>> begin DATA LISTING
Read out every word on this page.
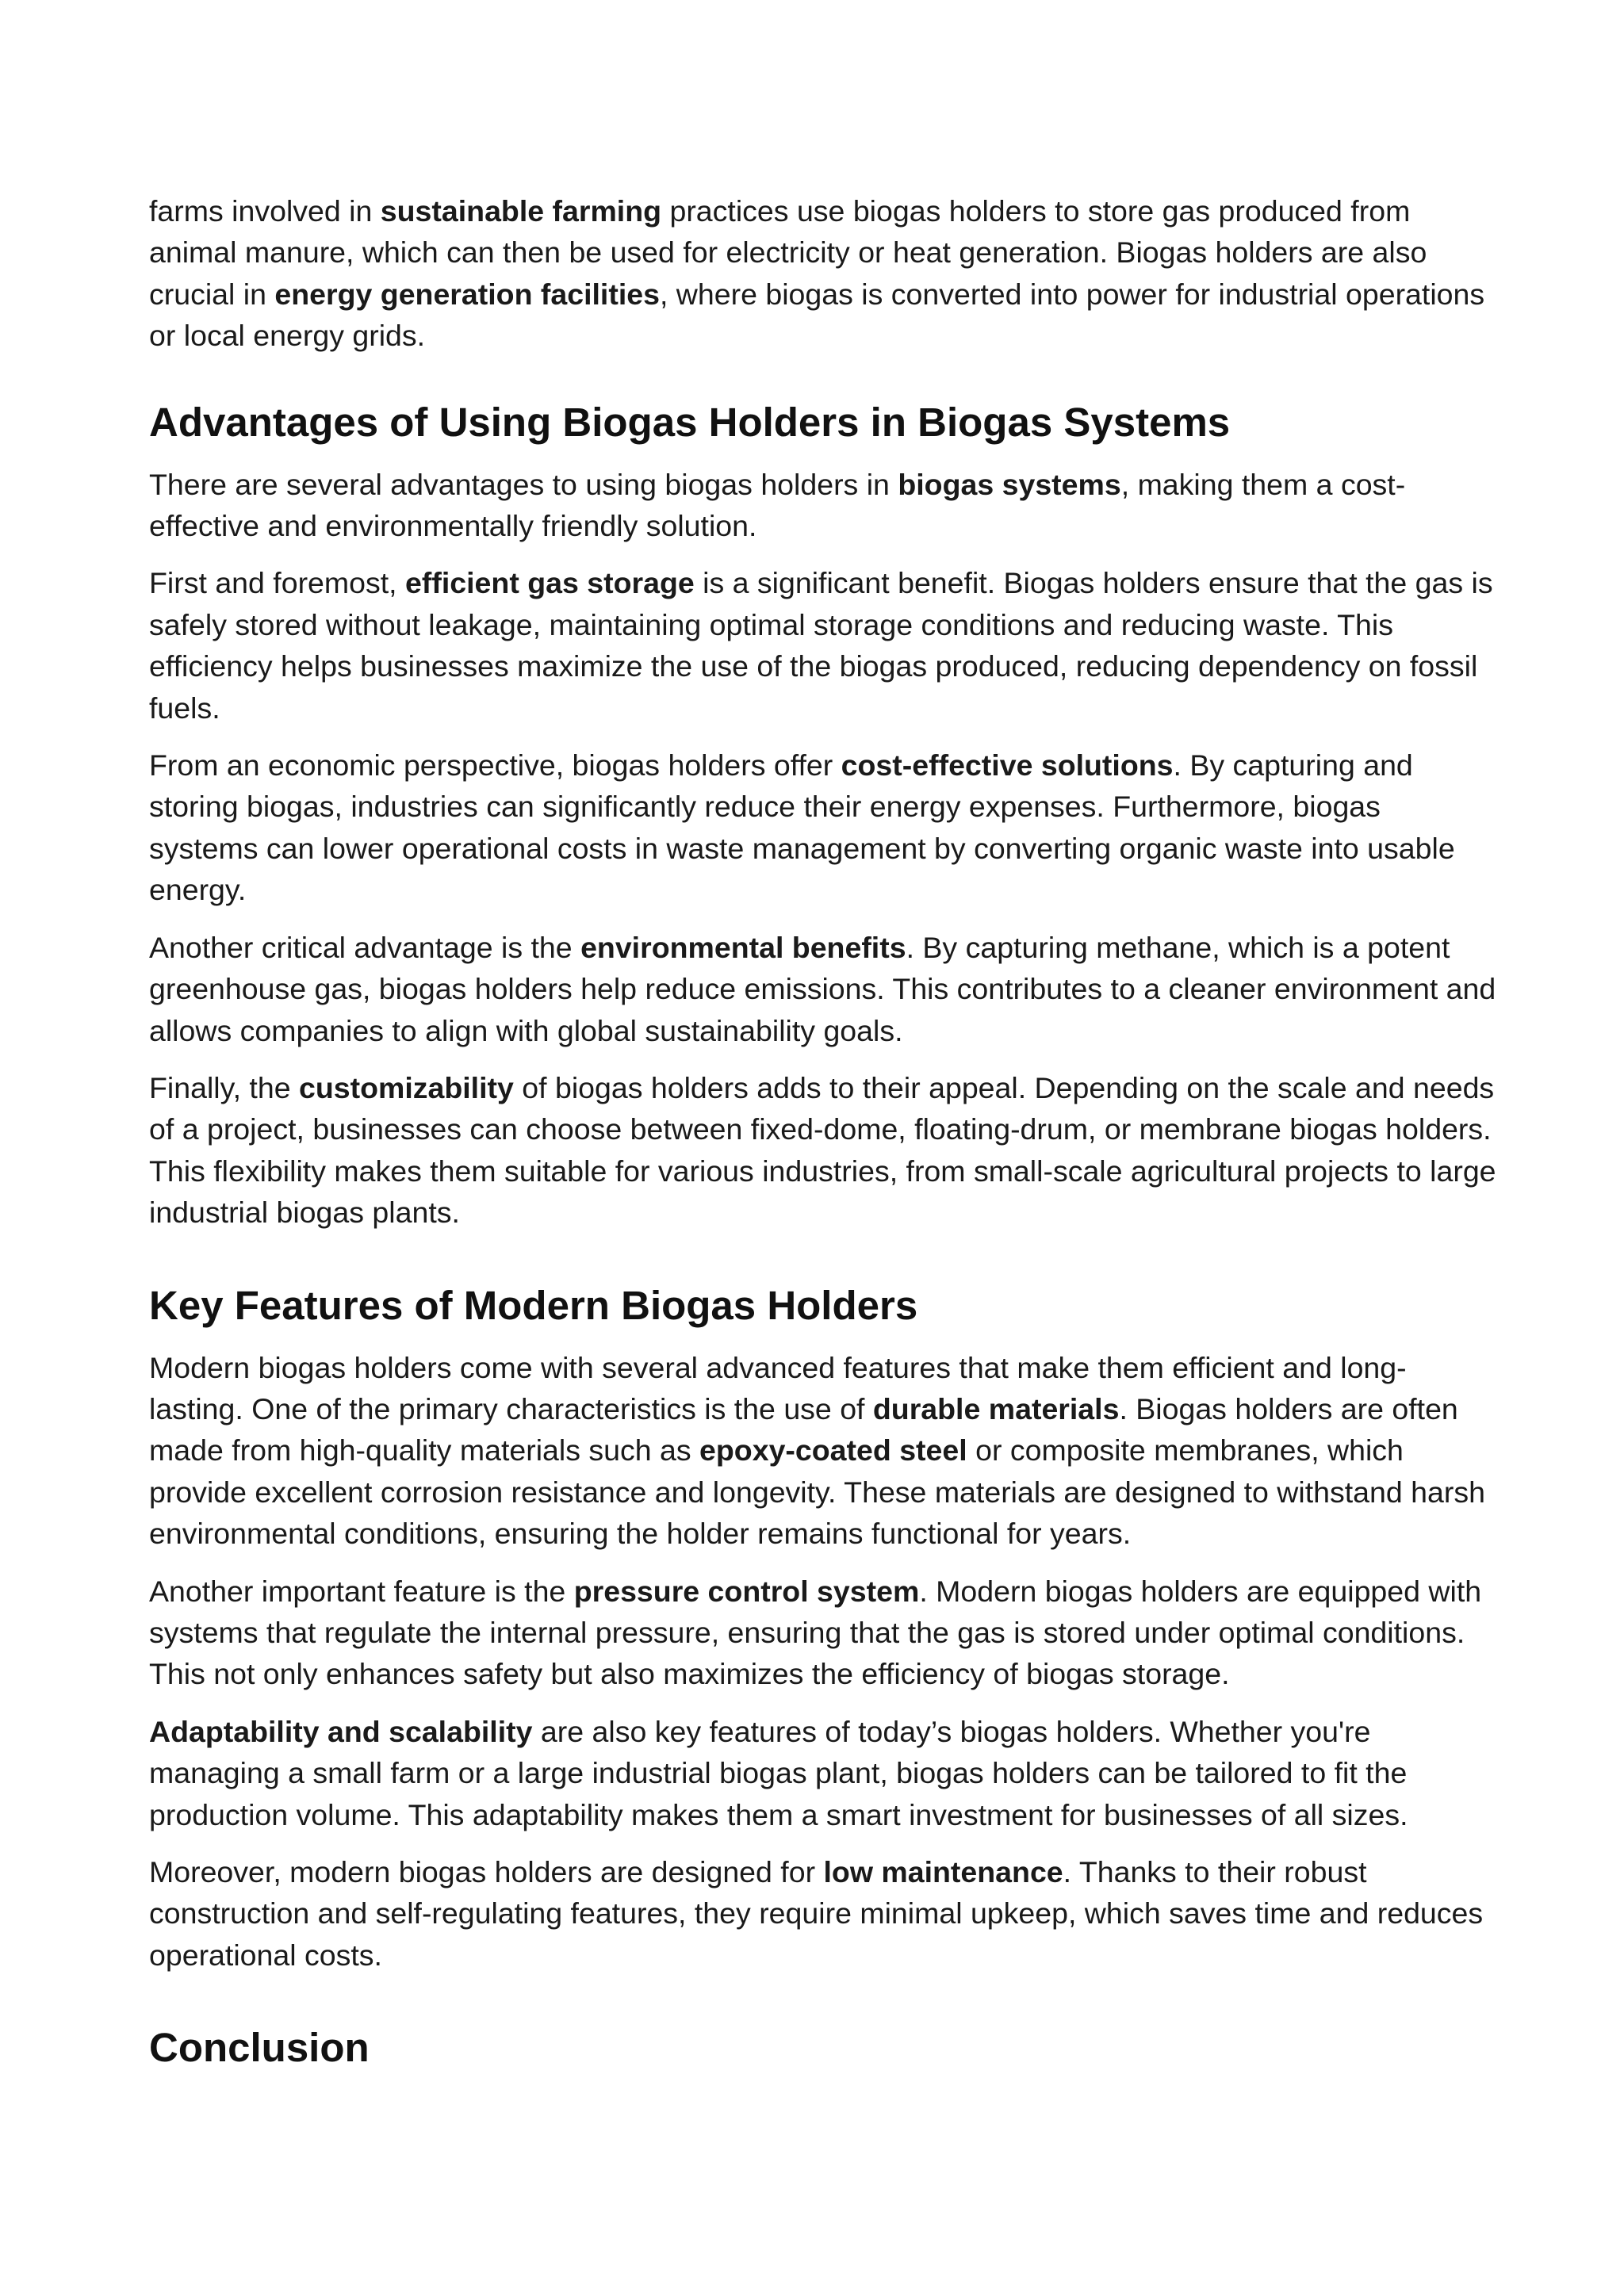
farms involved in sustainable farming practices use biogas holders to store gas produced from animal manure, which can then be used for electricity or heat generation. Biogas holders are also crucial in energy generation facilities, where biogas is converted into power for industrial operations or local energy grids.

Advantages of Using Biogas Holders in Biogas Systems

There are several advantages to using biogas holders in biogas systems, making them a cost-effective and environmentally friendly solution.

First and foremost, efficient gas storage is a significant benefit. Biogas holders ensure that the gas is safely stored without leakage, maintaining optimal storage conditions and reducing waste. This efficiency helps businesses maximize the use of the biogas produced, reducing dependency on fossil fuels.

From an economic perspective, biogas holders offer cost-effective solutions. By capturing and storing biogas, industries can significantly reduce their energy expenses. Furthermore, biogas systems can lower operational costs in waste management by converting organic waste into usable energy.

Another critical advantage is the environmental benefits. By capturing methane, which is a potent greenhouse gas, biogas holders help reduce emissions. This contributes to a cleaner environment and allows companies to align with global sustainability goals.

Finally, the customizability of biogas holders adds to their appeal. Depending on the scale and needs of a project, businesses can choose between fixed-dome, floating-drum, or membrane biogas holders. This flexibility makes them suitable for various industries, from small-scale agricultural projects to large industrial biogas plants.

Key Features of Modern Biogas Holders

Modern biogas holders come with several advanced features that make them efficient and long-lasting. One of the primary characteristics is the use of durable materials. Biogas holders are often made from high-quality materials such as epoxy-coated steel or composite membranes, which provide excellent corrosion resistance and longevity. These materials are designed to withstand harsh environmental conditions, ensuring the holder remains functional for years.

Another important feature is the pressure control system. Modern biogas holders are equipped with systems that regulate the internal pressure, ensuring that the gas is stored under optimal conditions. This not only enhances safety but also maximizes the efficiency of biogas storage.

Adaptability and scalability are also key features of today’s biogas holders. Whether you're managing a small farm or a large industrial biogas plant, biogas holders can be tailored to fit the production volume. This adaptability makes them a smart investment for businesses of all sizes.

Moreover, modern biogas holders are designed for low maintenance. Thanks to their robust construction and self-regulating features, they require minimal upkeep, which saves time and reduces operational costs.

Conclusion
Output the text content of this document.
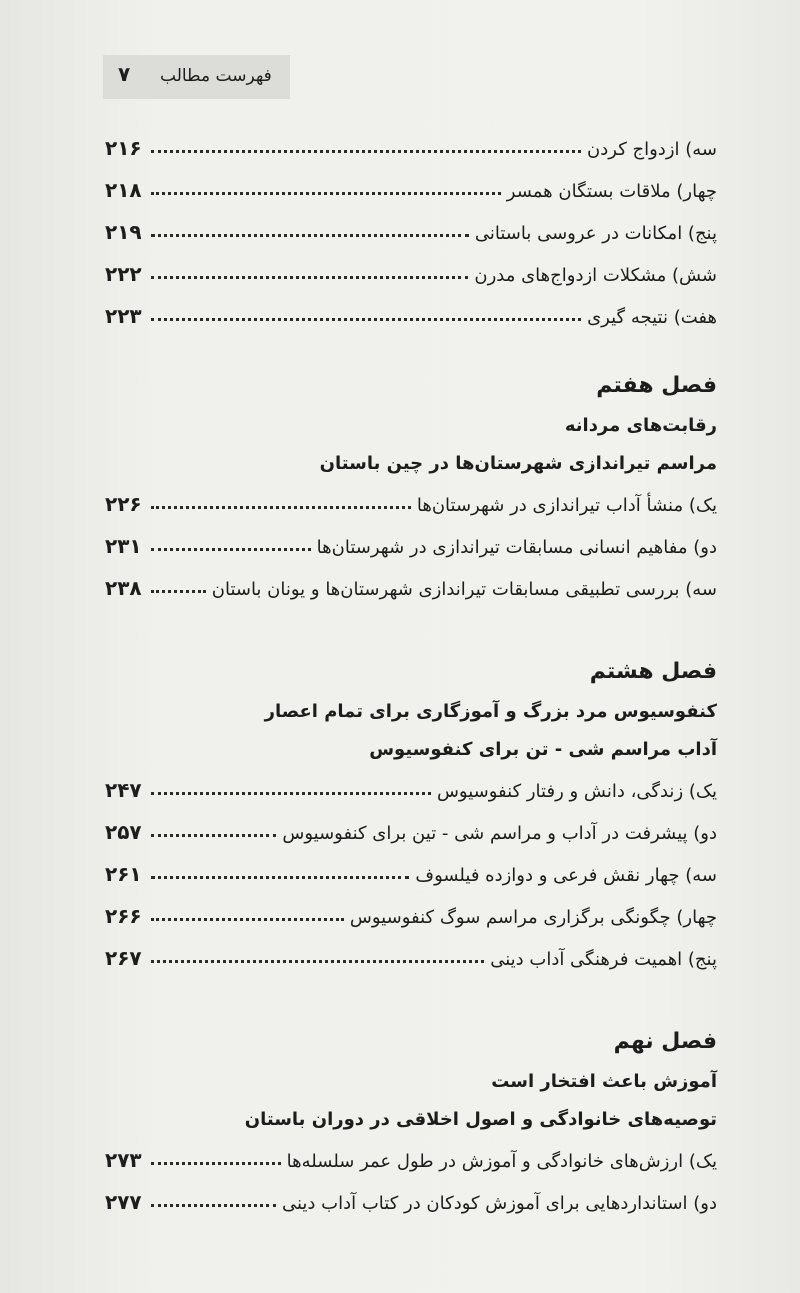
فهرست مطالب
۷
سه) ازدواج کردن
۲۱۶
چهار) ملاقات بستگان همسر
۲۱۸
پنج) امکانات در عروسی باستانی
۲۱۹
شش) مشکلات ازدواج‌های مدرن
۲۲۲
هفت) نتیجه گیری
۲۲۳
فصل هفتم
رقابت‌های مردانه
مراسم تیراندازی شهرستان‌ها در چین باستان
یک) منشأ آداب تیراندازی در شهرستان‌ها
۲۲۶
دو) مفاهیم انسانی مسابقات تیراندازی در شهرستان‌ها
۲۳۱
سه) بررسی تطبیقی مسابقات تیراندازی شهرستان‌ها و یونان باستان
۲۳۸
فصل هشتم
کنفوسیوس مرد بزرگ و آموزگاری برای تمام اعصار
آداب مراسم شی - تن برای کنفوسیوس
یک) زندگی، دانش و رفتار کنفوسیوس
۲۴۷
دو) پیشرفت در آداب و مراسم شی - تین برای کنفوسیوس
۲۵۷
سه) چهار نقش فرعی و دوازده فیلسوف
۲۶۱
چهار) چگونگی برگزاری مراسم سوگ کنفوسیوس
۲۶۶
پنج) اهمیت فرهنگی آداب دینی
۲۶۷
فصل نهم
آموزش باعث افتخار است
توصیه‌های خانوادگی و اصول اخلاقی در دوران باستان
یک) ارزش‌های خانوادگی و آموزش در طول عمر سلسله‌ها
۲۷۳
دو) استانداردهایی برای آموزش کودکان در کتاب آداب دینی
۲۷۷
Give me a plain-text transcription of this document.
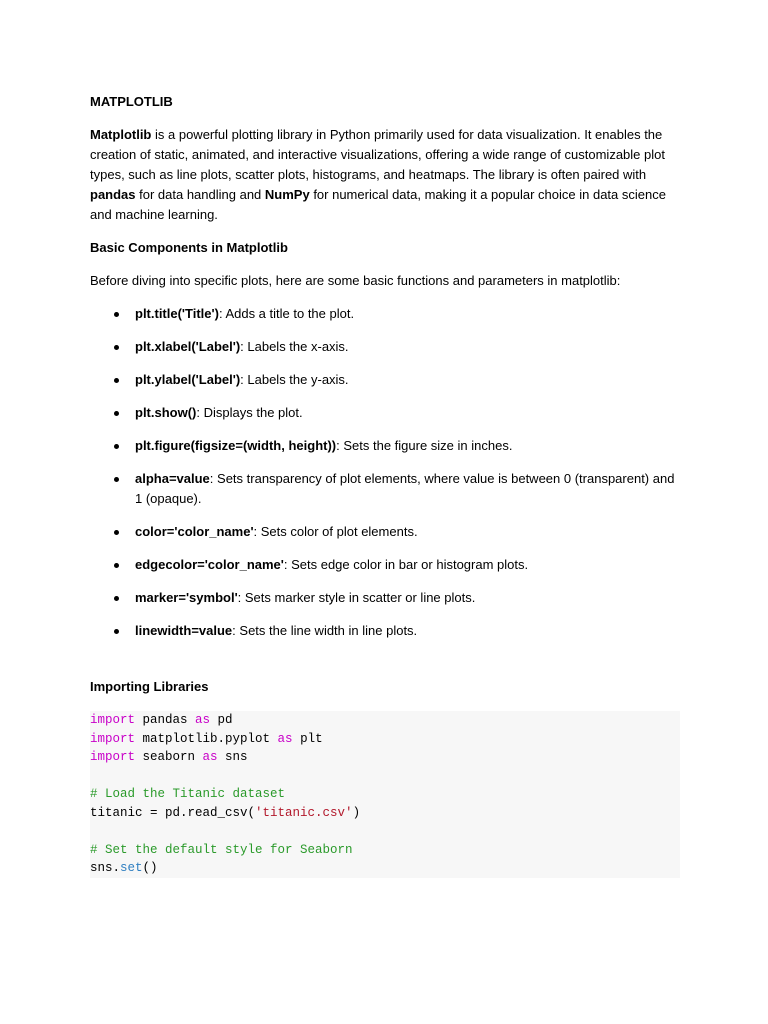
MATPLOTLIB
Matplotlib is a powerful plotting library in Python primarily used for data visualization. It enables the creation of static, animated, and interactive visualizations, offering a wide range of customizable plot types, such as line plots, scatter plots, histograms, and heatmaps. The library is often paired with pandas for data handling and NumPy for numerical data, making it a popular choice in data science and machine learning.
Basic Components in Matplotlib
Before diving into specific plots, here are some basic functions and parameters in matplotlib:
plt.title('Title'): Adds a title to the plot.
plt.xlabel('Label'): Labels the x-axis.
plt.ylabel('Label'): Labels the y-axis.
plt.show(): Displays the plot.
plt.figure(figsize=(width, height)): Sets the figure size in inches.
alpha=value: Sets transparency of plot elements, where value is between 0 (transparent) and 1 (opaque).
color='color_name': Sets color of plot elements.
edgecolor='color_name': Sets edge color in bar or histogram plots.
marker='symbol': Sets marker style in scatter or line plots.
linewidth=value: Sets the line width in line plots.
Importing Libraries
import pandas as pd
import matplotlib.pyplot as plt
import seaborn as sns
# Load the Titanic dataset
titanic = pd.read_csv('titanic.csv')
# Set the default style for Seaborn
sns.set()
>> end DATA LISTING
## WHAT IS EXPECTED
Copy out all of the data word for word. Do not carry over any picture.

## COMPLETED EXERCISE
Read out every word on this page.
farms involved in sustainable farming practices use biogas holders to store gas produced from animal manure, which can then be used for electricity or heat generation. Biogas holders are also crucial in energy generation facilities, where biogas is converted into power for industrial operations or local energy grids.

Advantages of Using Biogas Holders in Biogas Systems

There are several advantages to using biogas holders in biogas systems, making them a cost-effective and environmentally friendly solution.

First and foremost, efficient gas storage is a significant benefit. Biogas holders ensure that the gas is safely stored without leakage, maintaining optimal storage conditions and reducing waste. This efficiency helps businesses maximize the use of the biogas produced, reducing dependency on fossil fuels.

From an economic perspective, biogas holders offer cost-effective solutions. By capturing and storing biogas, industries can significantly reduce their energy expenses. Furthermore, biogas systems can lower operational costs in waste management by converting organic waste into usable energy.

Another critical advantage is the environmental benefits. By capturing methane, which is a potent greenhouse gas, biogas holders help reduce emissions. This contributes to a cleaner environment and allows companies to align with global sustainability goals.

Finally, the customizability of biogas holders adds to their appeal. Depending on the scale and needs of a project, businesses can choose between fixed-dome, floating-drum, or membrane biogas holders. This flexibility makes them suitable for various industries, from small-scale agricultural projects to large industrial biogas plants.

Key Features of Modern Biogas Holders

Modern biogas holders come with several advanced features that make them efficient and long-lasting. One of the primary characteristics is the use of durable materials. Biogas holders are often made from high-quality materials such as epoxy-coated steel or composite membranes, which provide excellent corrosion resistance and longevity. These materials are designed to withstand harsh environmental conditions, ensuring the holder remains functional for years.

Another important feature is the pressure control system. Modern biogas holders are equipped with systems that regulate the internal pressure, ensuring that the gas is stored under optimal conditions. This not only enhances safety but also maximizes the efficiency of biogas storage.

Adaptability and scalability are also key features of today’s biogas holders. Whether you're managing a small farm or a large industrial biogas plant, biogas holders can be tailored to fit the production volume. This adaptability makes them a smart investment for businesses of all sizes.

Moreover, modern biogas holders are designed for low maintenance. Thanks to their robust construction and self-regulating features, they require minimal upkeep, which saves time and reduces operational costs.

Conclusion
Output the text content of this document.
فهرست مطالب
۷
سه) ازدواج کردن
۲۱۶
چهار) ملاقات بستگان همسر
۲۱۸
پنج) امکانات در عروسی باستانی
۲۱۹
شش) مشکلات ازدواج‌های مدرن
۲۲۲
هفت) نتیجه گیری
۲۲۳
فصل هفتم
رقابت‌های مردانه
مراسم تیراندازی شهرستان‌ها در چین باستان
یک) منشأ آداب تیراندازی در شهرستان‌ها
۲۲۶
دو) مفاهیم انسانی مسابقات تیراندازی در شهرستان‌ها
۲۳۱
سه) بررسی تطبیقی مسابقات تیراندازی شهرستان‌ها و یونان باستان
۲۳۸
فصل هشتم
کنفوسیوس مرد بزرگ و آموزگاری برای تمام اعصار
آداب مراسم شی - تن برای کنفوسیوس
یک) زندگی، دانش و رفتار کنفوسیوس
۲۴۷
دو) پیشرفت در آداب و مراسم شی - تین برای کنفوسیوس
۲۵۷
سه) چهار نقش فرعی و دوازده فیلسوف
۲۶۱
چهار) چگونگی برگزاری مراسم سوگ کنفوسیوس
۲۶۶
پنج) اهمیت فرهنگی آداب دینی
۲۶۷
فصل نهم
آموزش باعث افتخار است
توصیه‌های خانوادگی و اصول اخلاقی در دوران باستان
یک) ارزش‌های خانوادگی و آموزش در طول عمر سلسله‌ها
۲۷۳
دو) استانداردهایی برای آموزش کودکان در کتاب آداب دینی
۲۷۷
Give me a plain-text transcription of this document.
MATPLOTLIB
Matplotlib is a powerful plotting library in Python primarily used for data visualization. It enables the creation of static, animated, and interactive visualizations, offering a wide range of customizable plot types, such as line plots, scatter plots, histograms, and heatmaps. The library is often paired with pandas for data handling and NumPy for numerical data, making it a popular choice in data science and machine learning.
Basic Components in Matplotlib
Before diving into specific plots, here are some basic functions and parameters in matplotlib:
plt.title('Title'): Adds a title to the plot.
plt.xlabel('Label'): Labels the x-axis.
plt.ylabel('Label'): Labels the y-axis.
plt.show(): Displays the plot.
plt.figure(figsize=(width, height)): Sets the figure size in inches.
alpha=value: Sets transparency of plot elements, where value is between 0 (transparent) and 1 (opaque).
color='color_name': Sets color of plot elements.
edgecolor='color_name': Sets edge color in bar or histogram plots.
marker='symbol': Sets marker style in scatter or line plots.
linewidth=value: Sets the line width in line plots.
Importing Libraries
import pandas as pd
import matplotlib.pyplot as plt
import seaborn as sns
# Load the Titanic dataset
titanic = pd.read_csv('titanic.csv')
# Set the default style for Seaborn
sns.set()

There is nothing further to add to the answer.